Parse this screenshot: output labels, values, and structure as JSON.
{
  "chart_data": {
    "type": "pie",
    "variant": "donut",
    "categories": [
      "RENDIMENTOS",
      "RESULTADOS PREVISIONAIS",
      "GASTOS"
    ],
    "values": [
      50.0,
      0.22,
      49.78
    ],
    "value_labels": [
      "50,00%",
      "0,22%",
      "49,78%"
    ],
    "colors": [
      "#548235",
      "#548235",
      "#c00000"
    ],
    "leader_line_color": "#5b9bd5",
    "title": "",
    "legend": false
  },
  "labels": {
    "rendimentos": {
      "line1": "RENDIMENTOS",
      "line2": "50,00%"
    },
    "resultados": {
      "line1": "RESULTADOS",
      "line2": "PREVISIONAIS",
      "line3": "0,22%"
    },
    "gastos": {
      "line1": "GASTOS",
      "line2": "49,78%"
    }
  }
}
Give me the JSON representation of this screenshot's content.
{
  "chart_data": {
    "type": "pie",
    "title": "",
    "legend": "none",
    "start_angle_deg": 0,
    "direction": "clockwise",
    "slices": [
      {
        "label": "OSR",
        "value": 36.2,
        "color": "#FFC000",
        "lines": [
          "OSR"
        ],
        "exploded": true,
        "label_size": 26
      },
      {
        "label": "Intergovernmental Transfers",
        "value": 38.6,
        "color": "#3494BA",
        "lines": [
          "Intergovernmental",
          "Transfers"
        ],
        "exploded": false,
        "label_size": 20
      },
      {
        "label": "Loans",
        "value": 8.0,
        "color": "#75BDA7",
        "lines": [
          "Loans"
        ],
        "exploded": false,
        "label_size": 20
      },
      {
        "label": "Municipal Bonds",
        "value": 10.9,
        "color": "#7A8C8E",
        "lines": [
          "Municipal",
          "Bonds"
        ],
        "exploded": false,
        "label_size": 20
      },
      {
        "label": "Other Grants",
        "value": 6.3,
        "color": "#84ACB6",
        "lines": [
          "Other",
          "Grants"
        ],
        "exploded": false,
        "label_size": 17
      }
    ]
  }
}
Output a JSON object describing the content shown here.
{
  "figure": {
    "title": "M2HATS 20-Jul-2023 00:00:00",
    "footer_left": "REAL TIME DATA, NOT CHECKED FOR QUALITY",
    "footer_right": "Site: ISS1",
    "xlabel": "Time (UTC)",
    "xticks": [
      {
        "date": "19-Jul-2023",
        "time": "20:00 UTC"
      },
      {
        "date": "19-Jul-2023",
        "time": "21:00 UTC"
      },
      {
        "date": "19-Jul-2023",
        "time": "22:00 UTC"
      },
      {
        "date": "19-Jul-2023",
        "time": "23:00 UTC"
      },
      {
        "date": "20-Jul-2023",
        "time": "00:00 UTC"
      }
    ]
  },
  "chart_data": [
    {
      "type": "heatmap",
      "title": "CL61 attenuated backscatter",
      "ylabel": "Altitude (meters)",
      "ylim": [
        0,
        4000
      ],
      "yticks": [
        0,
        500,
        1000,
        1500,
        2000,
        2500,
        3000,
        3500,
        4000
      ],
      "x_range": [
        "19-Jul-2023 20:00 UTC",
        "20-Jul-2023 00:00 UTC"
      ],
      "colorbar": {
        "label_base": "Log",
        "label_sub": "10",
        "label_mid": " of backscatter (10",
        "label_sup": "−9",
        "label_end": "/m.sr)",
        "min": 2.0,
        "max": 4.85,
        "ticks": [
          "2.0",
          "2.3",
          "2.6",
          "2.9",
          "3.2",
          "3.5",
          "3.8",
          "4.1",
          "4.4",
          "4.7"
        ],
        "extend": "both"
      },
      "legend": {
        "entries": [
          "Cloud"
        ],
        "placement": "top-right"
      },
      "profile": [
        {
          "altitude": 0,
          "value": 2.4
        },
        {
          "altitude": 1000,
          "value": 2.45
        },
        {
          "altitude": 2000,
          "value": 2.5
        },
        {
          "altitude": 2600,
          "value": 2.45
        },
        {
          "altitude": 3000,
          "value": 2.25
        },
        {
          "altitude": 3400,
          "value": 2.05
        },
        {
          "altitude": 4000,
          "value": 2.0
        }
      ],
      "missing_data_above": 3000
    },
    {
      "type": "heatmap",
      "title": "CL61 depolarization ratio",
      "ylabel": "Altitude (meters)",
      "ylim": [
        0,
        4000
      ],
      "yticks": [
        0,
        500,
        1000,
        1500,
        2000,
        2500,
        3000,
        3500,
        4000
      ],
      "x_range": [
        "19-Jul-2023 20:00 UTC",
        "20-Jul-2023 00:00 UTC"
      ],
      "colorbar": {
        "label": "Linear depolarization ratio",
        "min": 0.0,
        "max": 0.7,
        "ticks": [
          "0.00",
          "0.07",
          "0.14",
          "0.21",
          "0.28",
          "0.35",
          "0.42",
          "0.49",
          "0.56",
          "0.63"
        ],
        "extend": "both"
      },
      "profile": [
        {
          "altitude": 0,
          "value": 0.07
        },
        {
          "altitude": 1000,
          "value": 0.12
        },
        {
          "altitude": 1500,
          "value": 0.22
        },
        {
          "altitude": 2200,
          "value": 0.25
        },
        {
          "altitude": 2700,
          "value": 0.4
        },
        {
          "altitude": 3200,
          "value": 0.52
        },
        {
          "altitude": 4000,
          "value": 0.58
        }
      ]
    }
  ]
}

> GOAL OF THE EXERCISE
Each line of the material above needs to be quoted exactly, please.

> REPLY
Parse this screenshot: output labels, values, and structure as JSON.
{
  "chart_data": {
    "type": "pie",
    "variant": "donut",
    "categories": [
      "RENDIMENTOS",
      "RESULTADOS PREVISIONAIS",
      "GASTOS"
    ],
    "values": [
      50.0,
      0.22,
      49.78
    ],
    "value_labels": [
      "50,00%",
      "0,22%",
      "49,78%"
    ],
    "colors": [
      "#548235",
      "#548235",
      "#c00000"
    ],
    "leader_line_color": "#5b9bd5",
    "title": "",
    "legend": false
  },
  "labels": {
    "rendimentos": {
      "line1": "RENDIMENTOS",
      "line2": "50,00%"
    },
    "resultados": {
      "line1": "RESULTADOS",
      "line2": "PREVISIONAIS",
      "line3": "0,22%"
    },
    "gastos": {
      "line1": "GASTOS",
      "line2": "49,78%"
    }
  }
}
Give me the JSON representation of this screenshot's content.
{
  "chart_data": {
    "type": "pie",
    "title": "",
    "legend": "none",
    "start_angle_deg": 0,
    "direction": "clockwise",
    "slices": [
      {
        "label": "OSR",
        "value": 36.2,
        "color": "#FFC000",
        "lines": [
          "OSR"
        ],
        "exploded": true,
        "label_size": 26
      },
      {
        "label": "Intergovernmental Transfers",
        "value": 38.6,
        "color": "#3494BA",
        "lines": [
          "Intergovernmental",
          "Transfers"
        ],
        "exploded": false,
        "label_size": 20
      },
      {
        "label": "Loans",
        "value": 8.0,
        "color": "#75BDA7",
        "lines": [
          "Loans"
        ],
        "exploded": false,
        "label_size": 20
      },
      {
        "label": "Municipal Bonds",
        "value": 10.9,
        "color": "#7A8C8E",
        "lines": [
          "Municipal",
          "Bonds"
        ],
        "exploded": false,
        "label_size": 20
      },
      {
        "label": "Other Grants",
        "value": 6.3,
        "color": "#84ACB6",
        "lines": [
          "Other",
          "Grants"
        ],
        "exploded": false,
        "label_size": 17
      }
    ]
  }
}
Output a JSON object describing the content shown here.
{
  "figure": {
    "title": "M2HATS 20-Jul-2023 00:00:00",
    "footer_left": "REAL TIME DATA, NOT CHECKED FOR QUALITY",
    "footer_right": "Site: ISS1",
    "xlabel": "Time (UTC)",
    "xticks": [
      {
        "date": "19-Jul-2023",
        "time": "20:00 UTC"
      },
      {
        "date": "19-Jul-2023",
        "time": "21:00 UTC"
      },
      {
        "date": "19-Jul-2023",
        "time": "22:00 UTC"
      },
      {
        "date": "19-Jul-2023",
        "time": "23:00 UTC"
      },
      {
        "date": "20-Jul-2023",
        "time": "00:00 UTC"
      }
    ]
  },
  "chart_data": [
    {
      "type": "heatmap",
      "title": "CL61 attenuated backscatter",
      "ylabel": "Altitude (meters)",
      "ylim": [
        0,
        4000
      ],
      "yticks": [
        0,
        500,
        1000,
        1500,
        2000,
        2500,
        3000,
        3500,
        4000
      ],
      "x_range": [
        "19-Jul-2023 20:00 UTC",
        "20-Jul-2023 00:00 UTC"
      ],
      "colorbar": {
        "label_base": "Log",
        "label_sub": "10",
        "label_mid": " of backscatter (10",
        "label_sup": "−9",
        "label_end": "/m.sr)",
        "min": 2.0,
        "max": 4.85,
        "ticks": [
          "2.0",
          "2.3",
          "2.6",
          "2.9",
          "3.2",
          "3.5",
          "3.8",
          "4.1",
          "4.4",
          "4.7"
        ],
        "extend": "both"
      },
      "legend": {
        "entries": [
          "Cloud"
        ],
        "placement": "top-right"
      },
      "profile": [
        {
          "altitude": 0,
          "value": 2.4
        },
        {
          "altitude": 1000,
          "value": 2.45
        },
        {
          "altitude": 2000,
          "value": 2.5
        },
        {
          "altitude": 2600,
          "value": 2.45
        },
        {
          "altitude": 3000,
          "value": 2.25
        },
        {
          "altitude": 3400,
          "value": 2.05
        },
        {
          "altitude": 4000,
          "value": 2.0
        }
      ],
      "missing_data_above": 3000
    },
    {
      "type": "heatmap",
      "title": "CL61 depolarization ratio",
      "ylabel": "Altitude (meters)",
      "ylim": [
        0,
        4000
      ],
      "yticks": [
        0,
        500,
        1000,
        1500,
        2000,
        2500,
        3000,
        3500,
        4000
      ],
      "x_range": [
        "19-Jul-2023 20:00 UTC",
        "20-Jul-2023 00:00 UTC"
      ],
      "colorbar": {
        "label": "Linear depolarization ratio",
        "min": 0.0,
        "max": 0.7,
        "ticks": [
          "0.00",
          "0.07",
          "0.14",
          "0.21",
          "0.28",
          "0.35",
          "0.42",
          "0.49",
          "0.56",
          "0.63"
        ],
        "extend": "both"
      },
      "profile": [
        {
          "altitude": 0,
          "value": 0.07
        },
        {
          "altitude": 1000,
          "value": 0.12
        },
        {
          "altitude": 1500,
          "value": 0.22
        },
        {
          "altitude": 2200,
          "value": 0.25
        },
        {
          "altitude": 2700,
          "value": 0.4
        },
        {
          "altitude": 3200,
          "value": 0.52
        },
        {
          "altitude": 4000,
          "value": 0.58
        }
      ]
    }
  ]
}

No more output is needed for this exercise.